◆ REQUEST
In the listing below, count the lines containing the string "Havana" and state only the number.

◆ DATA FOR THIS TASK

>> Begin

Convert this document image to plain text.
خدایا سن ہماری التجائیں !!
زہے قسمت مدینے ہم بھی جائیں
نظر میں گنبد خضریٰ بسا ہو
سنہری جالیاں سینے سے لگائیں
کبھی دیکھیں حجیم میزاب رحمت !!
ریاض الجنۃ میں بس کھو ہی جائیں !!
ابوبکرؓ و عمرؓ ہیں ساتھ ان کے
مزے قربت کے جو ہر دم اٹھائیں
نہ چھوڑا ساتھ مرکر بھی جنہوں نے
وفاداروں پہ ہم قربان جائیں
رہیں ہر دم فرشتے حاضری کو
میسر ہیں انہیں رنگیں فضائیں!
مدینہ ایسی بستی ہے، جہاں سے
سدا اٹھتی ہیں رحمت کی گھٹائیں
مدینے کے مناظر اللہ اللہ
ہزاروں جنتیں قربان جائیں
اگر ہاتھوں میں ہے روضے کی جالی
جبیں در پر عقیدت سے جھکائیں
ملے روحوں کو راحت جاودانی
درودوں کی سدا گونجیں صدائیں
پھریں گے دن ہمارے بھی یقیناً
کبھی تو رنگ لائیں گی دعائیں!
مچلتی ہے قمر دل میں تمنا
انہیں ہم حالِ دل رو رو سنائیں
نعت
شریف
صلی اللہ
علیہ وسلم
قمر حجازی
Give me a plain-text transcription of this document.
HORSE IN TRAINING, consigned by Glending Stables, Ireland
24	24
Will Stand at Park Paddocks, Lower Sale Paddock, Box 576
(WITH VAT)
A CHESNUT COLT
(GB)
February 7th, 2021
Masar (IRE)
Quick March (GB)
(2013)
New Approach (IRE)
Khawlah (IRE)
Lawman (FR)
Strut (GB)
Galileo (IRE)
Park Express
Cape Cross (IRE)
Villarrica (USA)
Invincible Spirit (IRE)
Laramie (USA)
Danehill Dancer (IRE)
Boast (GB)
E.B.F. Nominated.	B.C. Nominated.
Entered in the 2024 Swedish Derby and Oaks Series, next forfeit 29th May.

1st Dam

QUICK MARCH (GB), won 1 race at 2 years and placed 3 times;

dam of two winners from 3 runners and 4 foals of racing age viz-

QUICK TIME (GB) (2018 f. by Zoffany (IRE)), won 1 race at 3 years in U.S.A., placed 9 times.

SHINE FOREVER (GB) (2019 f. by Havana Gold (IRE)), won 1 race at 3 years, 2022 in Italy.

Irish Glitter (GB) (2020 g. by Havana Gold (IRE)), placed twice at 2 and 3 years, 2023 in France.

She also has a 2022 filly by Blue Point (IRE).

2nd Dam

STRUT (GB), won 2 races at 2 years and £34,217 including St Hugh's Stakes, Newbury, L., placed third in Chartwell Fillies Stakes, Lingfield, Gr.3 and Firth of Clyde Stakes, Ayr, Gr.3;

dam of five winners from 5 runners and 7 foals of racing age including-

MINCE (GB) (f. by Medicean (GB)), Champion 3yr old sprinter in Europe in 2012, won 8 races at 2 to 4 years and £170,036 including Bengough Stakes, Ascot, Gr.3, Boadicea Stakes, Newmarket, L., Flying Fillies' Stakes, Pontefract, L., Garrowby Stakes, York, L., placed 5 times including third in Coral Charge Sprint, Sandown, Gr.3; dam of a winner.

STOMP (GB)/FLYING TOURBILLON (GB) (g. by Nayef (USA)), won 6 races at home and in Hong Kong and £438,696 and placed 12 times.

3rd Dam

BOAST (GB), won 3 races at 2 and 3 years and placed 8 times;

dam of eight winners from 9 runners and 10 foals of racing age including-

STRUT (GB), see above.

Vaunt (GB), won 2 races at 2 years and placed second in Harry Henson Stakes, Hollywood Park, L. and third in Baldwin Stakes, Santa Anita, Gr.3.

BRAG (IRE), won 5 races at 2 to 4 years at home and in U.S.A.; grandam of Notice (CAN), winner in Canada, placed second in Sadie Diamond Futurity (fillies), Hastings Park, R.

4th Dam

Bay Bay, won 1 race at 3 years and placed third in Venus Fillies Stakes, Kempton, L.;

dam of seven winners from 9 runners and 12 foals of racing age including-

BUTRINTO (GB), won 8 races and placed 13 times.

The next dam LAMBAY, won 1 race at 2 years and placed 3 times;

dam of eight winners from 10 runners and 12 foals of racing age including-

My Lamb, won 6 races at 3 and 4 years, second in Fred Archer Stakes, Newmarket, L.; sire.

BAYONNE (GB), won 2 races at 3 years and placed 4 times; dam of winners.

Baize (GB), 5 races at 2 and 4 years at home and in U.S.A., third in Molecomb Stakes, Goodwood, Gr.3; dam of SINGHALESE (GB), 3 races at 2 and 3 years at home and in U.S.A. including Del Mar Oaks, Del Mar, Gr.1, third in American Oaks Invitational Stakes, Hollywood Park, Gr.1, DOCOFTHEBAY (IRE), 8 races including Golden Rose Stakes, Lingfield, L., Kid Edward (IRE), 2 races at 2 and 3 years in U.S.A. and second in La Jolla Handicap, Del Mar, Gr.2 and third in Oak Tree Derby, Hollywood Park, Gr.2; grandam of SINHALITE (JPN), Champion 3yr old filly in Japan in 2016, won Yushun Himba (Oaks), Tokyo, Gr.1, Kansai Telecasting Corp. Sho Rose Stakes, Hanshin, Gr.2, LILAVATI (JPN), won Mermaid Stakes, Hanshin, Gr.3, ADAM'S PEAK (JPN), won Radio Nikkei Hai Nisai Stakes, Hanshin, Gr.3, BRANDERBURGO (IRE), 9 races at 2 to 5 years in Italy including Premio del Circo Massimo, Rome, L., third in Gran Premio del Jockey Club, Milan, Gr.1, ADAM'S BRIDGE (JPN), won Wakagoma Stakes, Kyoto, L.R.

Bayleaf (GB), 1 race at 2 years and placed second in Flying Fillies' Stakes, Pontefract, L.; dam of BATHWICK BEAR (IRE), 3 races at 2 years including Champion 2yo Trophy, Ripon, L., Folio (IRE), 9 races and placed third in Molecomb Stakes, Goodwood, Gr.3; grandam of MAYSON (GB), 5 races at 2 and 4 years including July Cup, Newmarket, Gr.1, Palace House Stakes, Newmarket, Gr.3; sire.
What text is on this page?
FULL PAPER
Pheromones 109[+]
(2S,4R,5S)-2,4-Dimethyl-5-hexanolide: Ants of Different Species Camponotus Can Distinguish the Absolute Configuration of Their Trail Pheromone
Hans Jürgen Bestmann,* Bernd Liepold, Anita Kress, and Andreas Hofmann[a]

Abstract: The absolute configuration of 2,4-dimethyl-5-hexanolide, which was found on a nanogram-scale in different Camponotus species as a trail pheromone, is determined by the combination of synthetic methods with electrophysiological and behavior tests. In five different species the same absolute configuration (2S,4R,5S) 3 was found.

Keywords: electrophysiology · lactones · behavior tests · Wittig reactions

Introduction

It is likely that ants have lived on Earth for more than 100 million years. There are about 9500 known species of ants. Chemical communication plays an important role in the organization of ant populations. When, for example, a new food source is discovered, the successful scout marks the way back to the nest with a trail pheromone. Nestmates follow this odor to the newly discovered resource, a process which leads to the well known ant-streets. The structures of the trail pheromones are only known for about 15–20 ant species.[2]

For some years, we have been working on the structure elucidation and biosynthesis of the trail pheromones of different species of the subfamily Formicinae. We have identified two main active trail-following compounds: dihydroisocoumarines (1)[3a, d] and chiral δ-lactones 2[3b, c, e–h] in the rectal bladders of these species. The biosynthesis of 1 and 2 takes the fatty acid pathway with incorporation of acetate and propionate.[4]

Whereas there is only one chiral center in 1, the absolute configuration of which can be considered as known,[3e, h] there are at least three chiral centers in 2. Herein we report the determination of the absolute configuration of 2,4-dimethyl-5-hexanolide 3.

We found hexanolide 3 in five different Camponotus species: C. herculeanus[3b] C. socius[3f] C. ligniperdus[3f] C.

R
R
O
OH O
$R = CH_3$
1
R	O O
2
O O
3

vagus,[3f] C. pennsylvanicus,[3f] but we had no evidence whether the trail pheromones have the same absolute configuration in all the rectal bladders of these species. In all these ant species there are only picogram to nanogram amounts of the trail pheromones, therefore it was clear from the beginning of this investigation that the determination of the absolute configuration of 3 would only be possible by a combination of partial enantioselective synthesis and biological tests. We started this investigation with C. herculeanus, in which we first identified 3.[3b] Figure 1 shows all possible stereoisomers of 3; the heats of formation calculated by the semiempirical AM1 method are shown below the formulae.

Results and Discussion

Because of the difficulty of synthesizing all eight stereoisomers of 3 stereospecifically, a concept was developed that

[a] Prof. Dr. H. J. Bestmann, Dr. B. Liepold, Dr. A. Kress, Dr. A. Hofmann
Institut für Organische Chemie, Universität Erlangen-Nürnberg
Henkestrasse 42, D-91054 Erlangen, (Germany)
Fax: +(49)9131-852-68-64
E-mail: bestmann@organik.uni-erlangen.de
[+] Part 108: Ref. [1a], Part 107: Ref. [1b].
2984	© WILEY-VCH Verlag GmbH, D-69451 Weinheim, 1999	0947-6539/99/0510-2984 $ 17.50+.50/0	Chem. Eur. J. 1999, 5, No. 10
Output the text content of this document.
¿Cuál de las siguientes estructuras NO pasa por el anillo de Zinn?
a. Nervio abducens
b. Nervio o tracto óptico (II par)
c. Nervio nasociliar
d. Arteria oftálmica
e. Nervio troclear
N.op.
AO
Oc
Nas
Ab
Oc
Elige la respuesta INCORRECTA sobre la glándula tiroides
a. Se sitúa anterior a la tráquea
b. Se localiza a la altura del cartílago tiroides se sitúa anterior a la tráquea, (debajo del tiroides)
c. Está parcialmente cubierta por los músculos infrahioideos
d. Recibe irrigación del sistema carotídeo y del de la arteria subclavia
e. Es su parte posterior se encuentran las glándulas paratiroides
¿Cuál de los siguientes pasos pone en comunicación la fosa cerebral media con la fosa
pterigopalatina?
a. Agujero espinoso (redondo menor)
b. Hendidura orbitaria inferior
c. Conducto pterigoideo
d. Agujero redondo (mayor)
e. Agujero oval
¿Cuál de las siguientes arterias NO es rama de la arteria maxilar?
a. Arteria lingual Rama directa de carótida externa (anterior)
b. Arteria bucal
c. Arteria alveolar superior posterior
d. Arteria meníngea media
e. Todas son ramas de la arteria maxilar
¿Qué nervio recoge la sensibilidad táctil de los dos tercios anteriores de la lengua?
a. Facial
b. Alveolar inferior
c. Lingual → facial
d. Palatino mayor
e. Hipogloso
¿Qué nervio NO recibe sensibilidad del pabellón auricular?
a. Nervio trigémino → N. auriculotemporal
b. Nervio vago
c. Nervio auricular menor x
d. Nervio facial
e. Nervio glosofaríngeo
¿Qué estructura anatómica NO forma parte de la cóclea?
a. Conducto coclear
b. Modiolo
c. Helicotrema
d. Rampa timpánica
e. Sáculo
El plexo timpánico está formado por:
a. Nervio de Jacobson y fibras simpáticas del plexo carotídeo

>> End

◆ REPLY
2